### [Esercizi proposti]
a - Nel testo fornito, riscrivi il passo che parte da "Se decidi però" e termina con "bene, anzi benissimo.", mettendo "scelta eccellente" al posto di "ottima scelta".
b - Rispondi a queste domande sul testo fornito:
(i) Che data porta il testo?
(ii) In quale evento, secondo il testo, affondò le proprie radici il Sansepolcrismo?
(iii) Che ruolo aveva Ciampi nel secondo conflitto mondiale?
c - Nel testo fornito, riassumi in forma più breve il paragrafo che inizia con "Non è obbligatorio far sfilare", conservandone i fatti principali.

### [Testo fornito]
^^^^
Governo

Perché la parata quest’anno è stata un disastro

2 Giugno 2019

Non è obbligatorio far sfilare le Forze Armate il 2 di Giugno per la Festa della Repubblica. Non lo fu in diverse occasioni quando si cercò un modo per ricucire la storia della Patria uscita dalle macerie del nazionalismo con lo spirito repubblicano risorgimentale, per mostrare che l’unico vero disegno politico con colossale valenza storica concepito e realizzato in Italia non si compì con la Grande Guerra, nella quale invece affondò le proprie radici il Sansepolcrismo, ma con la lotta per la Libertà e il referendum per la Repubblica. Piacesse o meno, si coronava un disegno secolare da Dante alla vecchiaia di Machiavelli su fino ai patrioti “elitari” dell’ottocento pre-unitario. Elitari perché cercavano il popolo per aiutarne il riscatto civile e trovavano il piombo degli sbirri con popolo silente poco dopo l’audace sbarco o la sognante rivolta. Ci volle la caduta del fascismo per chiudere il compromesso coi Savoia delle leggi razziali contro gli italiani e sciogliere le forze armate dal giuramento dei suoi ufficiali nelle mani del Re prima che in quelle del popolo.

Se decidi però di ricongiungere le Forze Armate con la Repubblica e celebrare la nascita dello Stato contemporaneo, ottima scelta che vide in Ciampi, ex ufficiale autiere nel secondo conflitto mondiale la perfetta coincidenza delle due cose, allora scarti il IV Novembre e il 2 Giugno e le cose le fai bene, anzi benissimo.
^^^^
### [Voci estratte]
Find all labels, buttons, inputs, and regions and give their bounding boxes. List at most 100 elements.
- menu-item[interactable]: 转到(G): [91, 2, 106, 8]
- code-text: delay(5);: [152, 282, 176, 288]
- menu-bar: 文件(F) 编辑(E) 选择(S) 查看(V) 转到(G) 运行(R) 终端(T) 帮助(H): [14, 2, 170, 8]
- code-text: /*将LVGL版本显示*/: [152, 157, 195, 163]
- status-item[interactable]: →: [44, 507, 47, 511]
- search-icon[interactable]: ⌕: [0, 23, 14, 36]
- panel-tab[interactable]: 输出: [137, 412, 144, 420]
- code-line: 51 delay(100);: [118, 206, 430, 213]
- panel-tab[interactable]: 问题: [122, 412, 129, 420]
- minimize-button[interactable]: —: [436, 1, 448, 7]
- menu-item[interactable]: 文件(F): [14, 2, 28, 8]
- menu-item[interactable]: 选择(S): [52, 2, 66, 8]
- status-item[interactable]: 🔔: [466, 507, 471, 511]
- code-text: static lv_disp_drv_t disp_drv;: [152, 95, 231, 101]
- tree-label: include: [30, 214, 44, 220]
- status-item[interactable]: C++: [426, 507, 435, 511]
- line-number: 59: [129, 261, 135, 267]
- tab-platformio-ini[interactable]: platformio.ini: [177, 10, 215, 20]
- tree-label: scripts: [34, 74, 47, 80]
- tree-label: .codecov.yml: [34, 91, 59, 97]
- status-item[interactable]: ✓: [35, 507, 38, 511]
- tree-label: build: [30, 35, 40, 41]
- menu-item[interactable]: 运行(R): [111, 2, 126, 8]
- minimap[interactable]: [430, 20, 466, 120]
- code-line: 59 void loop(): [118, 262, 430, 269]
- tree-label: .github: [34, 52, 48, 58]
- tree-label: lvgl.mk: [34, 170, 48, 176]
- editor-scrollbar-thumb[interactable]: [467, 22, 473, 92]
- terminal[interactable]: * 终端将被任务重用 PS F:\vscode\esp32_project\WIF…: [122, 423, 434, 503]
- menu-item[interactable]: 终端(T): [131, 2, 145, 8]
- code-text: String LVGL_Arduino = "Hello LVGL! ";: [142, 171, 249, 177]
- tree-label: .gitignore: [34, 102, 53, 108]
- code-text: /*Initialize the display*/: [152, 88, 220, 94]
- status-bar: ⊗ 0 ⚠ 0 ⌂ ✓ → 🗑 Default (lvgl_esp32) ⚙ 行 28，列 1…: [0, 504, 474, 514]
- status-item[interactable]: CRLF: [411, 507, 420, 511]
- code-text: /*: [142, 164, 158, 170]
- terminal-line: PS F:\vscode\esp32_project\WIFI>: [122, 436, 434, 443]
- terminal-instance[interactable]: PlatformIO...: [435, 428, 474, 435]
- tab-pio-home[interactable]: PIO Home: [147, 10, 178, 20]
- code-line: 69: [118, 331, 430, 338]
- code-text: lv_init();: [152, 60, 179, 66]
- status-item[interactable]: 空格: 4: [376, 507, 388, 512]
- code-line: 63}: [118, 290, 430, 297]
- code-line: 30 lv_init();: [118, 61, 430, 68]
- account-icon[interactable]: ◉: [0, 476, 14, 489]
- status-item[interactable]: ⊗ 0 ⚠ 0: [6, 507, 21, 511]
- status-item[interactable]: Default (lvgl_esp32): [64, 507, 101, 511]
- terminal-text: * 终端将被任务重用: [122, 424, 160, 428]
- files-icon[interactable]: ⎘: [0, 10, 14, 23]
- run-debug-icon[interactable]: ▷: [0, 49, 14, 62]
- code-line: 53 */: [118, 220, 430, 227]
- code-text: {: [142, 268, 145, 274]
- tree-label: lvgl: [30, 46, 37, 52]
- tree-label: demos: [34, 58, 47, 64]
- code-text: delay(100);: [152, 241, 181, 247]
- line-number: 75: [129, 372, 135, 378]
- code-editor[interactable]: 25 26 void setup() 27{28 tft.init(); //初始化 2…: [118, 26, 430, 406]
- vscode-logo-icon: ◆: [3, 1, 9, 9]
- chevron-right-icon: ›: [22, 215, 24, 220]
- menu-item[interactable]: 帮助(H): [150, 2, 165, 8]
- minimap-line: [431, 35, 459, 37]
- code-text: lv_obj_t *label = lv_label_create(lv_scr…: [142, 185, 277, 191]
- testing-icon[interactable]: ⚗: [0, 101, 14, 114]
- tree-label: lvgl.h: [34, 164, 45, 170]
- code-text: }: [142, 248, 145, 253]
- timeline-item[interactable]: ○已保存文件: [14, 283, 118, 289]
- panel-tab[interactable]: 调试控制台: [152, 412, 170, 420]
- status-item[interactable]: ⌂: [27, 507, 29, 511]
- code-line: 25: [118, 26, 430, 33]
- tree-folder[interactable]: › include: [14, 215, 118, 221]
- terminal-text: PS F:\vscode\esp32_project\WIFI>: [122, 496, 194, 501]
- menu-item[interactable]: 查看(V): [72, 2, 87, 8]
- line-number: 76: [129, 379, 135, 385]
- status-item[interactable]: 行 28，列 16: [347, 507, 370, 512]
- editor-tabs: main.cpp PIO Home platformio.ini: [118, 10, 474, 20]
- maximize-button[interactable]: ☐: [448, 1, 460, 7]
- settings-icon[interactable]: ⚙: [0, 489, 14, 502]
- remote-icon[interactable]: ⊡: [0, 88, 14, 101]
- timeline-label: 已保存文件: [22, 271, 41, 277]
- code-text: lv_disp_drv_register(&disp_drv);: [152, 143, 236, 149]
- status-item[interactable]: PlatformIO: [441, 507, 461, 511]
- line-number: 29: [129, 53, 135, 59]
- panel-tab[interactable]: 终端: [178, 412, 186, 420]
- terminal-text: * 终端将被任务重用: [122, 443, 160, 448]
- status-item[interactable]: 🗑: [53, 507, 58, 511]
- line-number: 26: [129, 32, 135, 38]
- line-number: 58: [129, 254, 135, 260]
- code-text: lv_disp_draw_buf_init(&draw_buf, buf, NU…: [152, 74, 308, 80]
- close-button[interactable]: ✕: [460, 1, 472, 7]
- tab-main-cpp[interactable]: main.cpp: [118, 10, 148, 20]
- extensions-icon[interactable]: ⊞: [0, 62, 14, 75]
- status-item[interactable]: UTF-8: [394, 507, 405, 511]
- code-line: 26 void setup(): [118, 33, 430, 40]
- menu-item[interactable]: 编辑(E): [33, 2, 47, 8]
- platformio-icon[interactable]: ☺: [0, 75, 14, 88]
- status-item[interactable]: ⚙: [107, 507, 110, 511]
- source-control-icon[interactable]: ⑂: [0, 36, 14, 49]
^^^^
### [Risposte agli esercizi]
a -
Se decidi però di ricongiungere le Forze Armate con la Repubblica e celebrare la nascita dello Stato contemporaneo, scelta eccellente che vide in Ciampi, ex ufficiale autiere nel secondo conflitto mondiale la perfetta coincidenza delle due cose, allora scarti il IV Novembre e il 2 Giugno e le cose le fai bene, anzi benissimo.

b -
(i) 2 Giugno 2019.
(ii) Nella Grande Guerra.
(iii) Era ufficiale autiere.

c - Far sfilare le Forze Armate il 2 giugno per la Festa della Repubblica non è obbligatorio, e in diverse occasioni non avvenne. In quei casi si cercava di ricucire la storia della Patria, uscita dal nazionalismo, con lo spirito repubblicano risorgimentale. Lo scopo era mostrare che il grande disegno politico italiano non si compì con la Grande Guerra, radice del Sansepolcrismo, ma con la lotta per la Libertà e il referendum per la Repubblica. Così si coronava un disegno secolare che va da Dante a Machiavelli fino ai patrioti "elitari" dell'ottocento pre-unitario. Erano detti elitari perché cercavano il popolo ma trovavano la repressione e un popolo silente. Ci volle la caduta del fascismo per chiudere il compromesso con i Savoia delle leggi razziali. Solo allora le forze armate furono sciolte dal giuramento dei loro ufficiali al Re.